* [STATED TASK] Reproduce the records exactly.

=== RECORDS FOR THIS EXERCISE ===

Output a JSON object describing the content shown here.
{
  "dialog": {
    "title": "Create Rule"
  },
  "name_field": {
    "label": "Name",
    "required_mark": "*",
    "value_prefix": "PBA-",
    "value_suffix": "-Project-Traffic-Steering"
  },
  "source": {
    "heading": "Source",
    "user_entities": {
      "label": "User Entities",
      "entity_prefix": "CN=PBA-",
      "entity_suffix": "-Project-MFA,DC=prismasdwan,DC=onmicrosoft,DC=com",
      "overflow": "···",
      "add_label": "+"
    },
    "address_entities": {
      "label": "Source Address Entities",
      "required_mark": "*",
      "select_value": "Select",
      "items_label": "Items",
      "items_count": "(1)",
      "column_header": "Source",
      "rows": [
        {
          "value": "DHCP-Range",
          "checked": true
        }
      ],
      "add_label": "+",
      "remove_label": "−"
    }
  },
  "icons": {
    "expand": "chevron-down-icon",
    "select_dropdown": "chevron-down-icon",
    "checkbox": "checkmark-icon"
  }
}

===

* [TASK RESULT]
Output a JSON object describing the content shown here.
{
  "dialog": {
    "title": "Create Rule"
  },
  "name_field": {
    "label": "Name",
    "required_mark": "*",
    "value_prefix": "PBA-",
    "value_suffix": "-Project-Traffic-Steering"
  },
  "source": {
    "heading": "Source",
    "user_entities": {
      "label": "User Entities",
      "entity_prefix": "CN=PBA-",
      "entity_suffix": "-Project-MFA,DC=prismasdwan,DC=onmicrosoft,DC=com",
      "overflow": "···",
      "add_label": "+"
    },
    "address_entities": {
      "label": "Source Address Entities",
      "required_mark": "*",
      "select_value": "Select",
      "items_label": "Items",
      "items_count": "(1)",
      "column_header": "Source",
      "rows": [
        {
          "value": "DHCP-Range",
          "checked": true
        }
      ],
      "add_label": "+",
      "remove_label": "−"
    }
  },
  "icons": {
    "expand": "chevron-down-icon",
    "select_dropdown": "chevron-down-icon",
    "checkbox": "checkmark-icon"
  }
}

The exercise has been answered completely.